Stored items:
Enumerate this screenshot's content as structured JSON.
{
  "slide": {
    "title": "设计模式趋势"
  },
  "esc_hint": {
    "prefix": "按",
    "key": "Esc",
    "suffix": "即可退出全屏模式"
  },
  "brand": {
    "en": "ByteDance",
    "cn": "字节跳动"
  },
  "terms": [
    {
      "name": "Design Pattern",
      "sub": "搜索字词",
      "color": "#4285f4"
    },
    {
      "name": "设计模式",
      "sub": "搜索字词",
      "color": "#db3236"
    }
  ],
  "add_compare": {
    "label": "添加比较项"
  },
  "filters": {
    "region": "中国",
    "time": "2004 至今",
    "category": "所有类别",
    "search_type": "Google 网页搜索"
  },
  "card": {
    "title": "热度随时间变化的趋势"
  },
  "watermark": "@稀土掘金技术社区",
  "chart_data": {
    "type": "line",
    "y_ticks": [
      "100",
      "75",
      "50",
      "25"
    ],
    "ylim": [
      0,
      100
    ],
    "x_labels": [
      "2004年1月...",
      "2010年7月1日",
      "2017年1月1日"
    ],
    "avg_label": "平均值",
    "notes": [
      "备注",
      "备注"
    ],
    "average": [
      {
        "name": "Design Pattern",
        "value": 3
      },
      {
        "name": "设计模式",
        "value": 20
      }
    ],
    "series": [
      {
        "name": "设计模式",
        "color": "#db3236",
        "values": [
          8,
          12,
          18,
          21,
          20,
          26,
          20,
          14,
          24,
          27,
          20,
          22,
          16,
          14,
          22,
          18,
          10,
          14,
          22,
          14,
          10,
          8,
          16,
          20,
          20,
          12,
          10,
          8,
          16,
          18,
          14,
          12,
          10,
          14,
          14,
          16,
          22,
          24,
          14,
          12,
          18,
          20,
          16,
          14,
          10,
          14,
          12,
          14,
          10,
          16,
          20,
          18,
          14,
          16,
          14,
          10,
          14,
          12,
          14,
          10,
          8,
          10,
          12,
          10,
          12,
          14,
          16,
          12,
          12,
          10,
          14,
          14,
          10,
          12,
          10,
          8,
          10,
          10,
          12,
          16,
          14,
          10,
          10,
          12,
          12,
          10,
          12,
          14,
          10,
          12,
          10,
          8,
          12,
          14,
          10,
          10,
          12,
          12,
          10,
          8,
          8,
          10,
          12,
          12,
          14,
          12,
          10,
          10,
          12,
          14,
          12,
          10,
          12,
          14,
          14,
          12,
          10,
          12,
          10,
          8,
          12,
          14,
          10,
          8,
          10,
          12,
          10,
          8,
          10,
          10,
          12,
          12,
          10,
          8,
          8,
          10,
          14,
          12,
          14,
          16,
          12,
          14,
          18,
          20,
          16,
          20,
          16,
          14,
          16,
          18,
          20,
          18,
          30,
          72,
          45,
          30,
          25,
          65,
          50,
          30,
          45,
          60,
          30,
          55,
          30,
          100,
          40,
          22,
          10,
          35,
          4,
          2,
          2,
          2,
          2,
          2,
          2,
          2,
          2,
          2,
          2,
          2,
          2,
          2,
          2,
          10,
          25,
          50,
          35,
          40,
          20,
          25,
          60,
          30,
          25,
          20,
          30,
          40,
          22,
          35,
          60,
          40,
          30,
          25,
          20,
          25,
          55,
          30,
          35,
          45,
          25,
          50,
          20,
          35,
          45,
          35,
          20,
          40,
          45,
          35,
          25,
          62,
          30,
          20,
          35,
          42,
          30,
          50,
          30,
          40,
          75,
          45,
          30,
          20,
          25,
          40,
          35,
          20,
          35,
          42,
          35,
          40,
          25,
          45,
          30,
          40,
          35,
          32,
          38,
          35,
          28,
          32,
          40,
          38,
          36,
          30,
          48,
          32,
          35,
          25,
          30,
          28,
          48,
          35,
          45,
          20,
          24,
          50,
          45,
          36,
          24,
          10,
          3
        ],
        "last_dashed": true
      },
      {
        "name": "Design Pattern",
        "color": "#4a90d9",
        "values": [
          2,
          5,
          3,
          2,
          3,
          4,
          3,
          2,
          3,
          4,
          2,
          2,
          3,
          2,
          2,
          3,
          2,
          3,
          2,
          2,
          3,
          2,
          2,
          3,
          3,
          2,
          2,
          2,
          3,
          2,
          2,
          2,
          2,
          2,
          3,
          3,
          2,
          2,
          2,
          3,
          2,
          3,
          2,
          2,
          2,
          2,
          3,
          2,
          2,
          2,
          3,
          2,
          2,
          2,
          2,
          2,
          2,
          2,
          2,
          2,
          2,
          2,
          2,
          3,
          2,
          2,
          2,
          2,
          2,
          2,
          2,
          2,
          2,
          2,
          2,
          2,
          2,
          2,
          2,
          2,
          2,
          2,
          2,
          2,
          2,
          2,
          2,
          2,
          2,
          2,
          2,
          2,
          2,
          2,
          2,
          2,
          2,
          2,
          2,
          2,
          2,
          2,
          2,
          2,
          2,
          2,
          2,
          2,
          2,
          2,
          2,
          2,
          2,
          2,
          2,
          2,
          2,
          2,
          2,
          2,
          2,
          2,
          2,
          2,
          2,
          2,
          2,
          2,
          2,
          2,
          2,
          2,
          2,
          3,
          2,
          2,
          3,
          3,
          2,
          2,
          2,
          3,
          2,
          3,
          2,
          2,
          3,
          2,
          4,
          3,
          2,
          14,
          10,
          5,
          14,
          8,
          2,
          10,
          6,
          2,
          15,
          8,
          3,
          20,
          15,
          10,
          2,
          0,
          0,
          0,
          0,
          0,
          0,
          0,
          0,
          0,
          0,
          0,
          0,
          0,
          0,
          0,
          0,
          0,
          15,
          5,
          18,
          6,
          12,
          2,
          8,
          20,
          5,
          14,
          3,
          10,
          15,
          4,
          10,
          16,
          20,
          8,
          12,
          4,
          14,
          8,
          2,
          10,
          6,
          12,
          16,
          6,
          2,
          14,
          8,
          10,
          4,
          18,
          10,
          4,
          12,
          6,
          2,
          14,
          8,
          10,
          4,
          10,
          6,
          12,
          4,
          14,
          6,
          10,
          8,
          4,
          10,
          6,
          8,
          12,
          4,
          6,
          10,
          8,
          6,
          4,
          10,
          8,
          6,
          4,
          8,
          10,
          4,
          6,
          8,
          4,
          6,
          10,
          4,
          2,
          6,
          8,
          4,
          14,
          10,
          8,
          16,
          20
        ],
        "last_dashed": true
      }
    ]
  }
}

> [Exercise description]:
Repeat the records above in full, character for character.

> [Written response]:
Enumerate this screenshot's content as structured JSON.
{
  "slide": {
    "title": "设计模式趋势"
  },
  "esc_hint": {
    "prefix": "按",
    "key": "Esc",
    "suffix": "即可退出全屏模式"
  },
  "brand": {
    "en": "ByteDance",
    "cn": "字节跳动"
  },
  "terms": [
    {
      "name": "Design Pattern",
      "sub": "搜索字词",
      "color": "#4285f4"
    },
    {
      "name": "设计模式",
      "sub": "搜索字词",
      "color": "#db3236"
    }
  ],
  "add_compare": {
    "label": "添加比较项"
  },
  "filters": {
    "region": "中国",
    "time": "2004 至今",
    "category": "所有类别",
    "search_type": "Google 网页搜索"
  },
  "card": {
    "title": "热度随时间变化的趋势"
  },
  "watermark": "@稀土掘金技术社区",
  "chart_data": {
    "type": "line",
    "y_ticks": [
      "100",
      "75",
      "50",
      "25"
    ],
    "ylim": [
      0,
      100
    ],
    "x_labels": [
      "2004年1月...",
      "2010年7月1日",
      "2017年1月1日"
    ],
    "avg_label": "平均值",
    "notes": [
      "备注",
      "备注"
    ],
    "average": [
      {
        "name": "Design Pattern",
        "value": 3
      },
      {
        "name": "设计模式",
        "value": 20
      }
    ],
    "series": [
      {
        "name": "设计模式",
        "color": "#db3236",
        "values": [
          8,
          12,
          18,
          21,
          20,
          26,
          20,
          14,
          24,
          27,
          20,
          22,
          16,
          14,
          22,
          18,
          10,
          14,
          22,
          14,
          10,
          8,
          16,
          20,
          20,
          12,
          10,
          8,
          16,
          18,
          14,
          12,
          10,
          14,
          14,
          16,
          22,
          24,
          14,
          12,
          18,
          20,
          16,
          14,
          10,
          14,
          12,
          14,
          10,
          16,
          20,
          18,
          14,
          16,
          14,
          10,
          14,
          12,
          14,
          10,
          8,
          10,
          12,
          10,
          12,
          14,
          16,
          12,
          12,
          10,
          14,
          14,
          10,
          12,
          10,
          8,
          10,
          10,
          12,
          16,
          14,
          10,
          10,
          12,
          12,
          10,
          12,
          14,
          10,
          12,
          10,
          8,
          12,
          14,
          10,
          10,
          12,
          12,
          10,
          8,
          8,
          10,
          12,
          12,
          14,
          12,
          10,
          10,
          12,
          14,
          12,
          10,
          12,
          14,
          14,
          12,
          10,
          12,
          10,
          8,
          12,
          14,
          10,
          8,
          10,
          12,
          10,
          8,
          10,
          10,
          12,
          12,
          10,
          8,
          8,
          10,
          14,
          12,
          14,
          16,
          12,
          14,
          18,
          20,
          16,
          20,
          16,
          14,
          16,
          18,
          20,
          18,
          30,
          72,
          45,
          30,
          25,
          65,
          50,
          30,
          45,
          60,
          30,
          55,
          30,
          100,
          40,
          22,
          10,
          35,
          4,
          2,
          2,
          2,
          2,
          2,
          2,
          2,
          2,
          2,
          2,
          2,
          2,
          2,
          2,
          10,
          25,
          50,
          35,
          40,
          20,
          25,
          60,
          30,
          25,
          20,
          30,
          40,
          22,
          35,
          60,
          40,
          30,
          25,
          20,
          25,
          55,
          30,
          35,
          45,
          25,
          50,
          20,
          35,
          45,
          35,
          20,
          40,
          45,
          35,
          25,
          62,
          30,
          20,
          35,
          42,
          30,
          50,
          30,
          40,
          75,
          45,
          30,
          20,
          25,
          40,
          35,
          20,
          35,
          42,
          35,
          40,
          25,
          45,
          30,
          40,
          35,
          32,
          38,
          35,
          28,
          32,
          40,
          38,
          36,
          30,
          48,
          32,
          35,
          25,
          30,
          28,
          48,
          35,
          45,
          20,
          24,
          50,
          45,
          36,
          24,
          10,
          3
        ],
        "last_dashed": true
      },
      {
        "name": "Design Pattern",
        "color": "#4a90d9",
        "values": [
          2,
          5,
          3,
          2,
          3,
          4,
          3,
          2,
          3,
          4,
          2,
          2,
          3,
          2,
          2,
          3,
          2,
          3,
          2,
          2,
          3,
          2,
          2,
          3,
          3,
          2,
          2,
          2,
          3,
          2,
          2,
          2,
          2,
          2,
          3,
          3,
          2,
          2,
          2,
          3,
          2,
          3,
          2,
          2,
          2,
          2,
          3,
          2,
          2,
          2,
          3,
          2,
          2,
          2,
          2,
          2,
          2,
          2,
          2,
          2,
          2,
          2,
          2,
          3,
          2,
          2,
          2,
          2,
          2,
          2,
          2,
          2,
          2,
          2,
          2,
          2,
          2,
          2,
          2,
          2,
          2,
          2,
          2,
          2,
          2,
          2,
          2,
          2,
          2,
          2,
          2,
          2,
          2,
          2,
          2,
          2,
          2,
          2,
          2,
          2,
          2,
          2,
          2,
          2,
          2,
          2,
          2,
          2,
          2,
          2,
          2,
          2,
          2,
          2,
          2,
          2,
          2,
          2,
          2,
          2,
          2,
          2,
          2,
          2,
          2,
          2,
          2,
          2,
          2,
          2,
          2,
          2,
          2,
          3,
          2,
          2,
          3,
          3,
          2,
          2,
          2,
          3,
          2,
          3,
          2,
          2,
          3,
          2,
          4,
          3,
          2,
          14,
          10,
          5,
          14,
          8,
          2,
          10,
          6,
          2,
          15,
          8,
          3,
          20,
          15,
          10,
          2,
          0,
          0,
          0,
          0,
          0,
          0,
          0,
          0,
          0,
          0,
          0,
          0,
          0,
          0,
          0,
          0,
          0,
          15,
          5,
          18,
          6,
          12,
          2,
          8,
          20,
          5,
          14,
          3,
          10,
          15,
          4,
          10,
          16,
          20,
          8,
          12,
          4,
          14,
          8,
          2,
          10,
          6,
          12,
          16,
          6,
          2,
          14,
          8,
          10,
          4,
          18,
          10,
          4,
          12,
          6,
          2,
          14,
          8,
          10,
          4,
          10,
          6,
          12,
          4,
          14,
          6,
          10,
          8,
          4,
          10,
          6,
          8,
          12,
          4,
          6,
          10,
          8,
          6,
          4,
          10,
          8,
          6,
          4,
          8,
          10,
          4,
          6,
          8,
          4,
          6,
          10,
          4,
          2,
          6,
          8,
          4,
          14,
          10,
          8,
          16,
          20
        ],
        "last_dashed": true
      }
    ]
  }
}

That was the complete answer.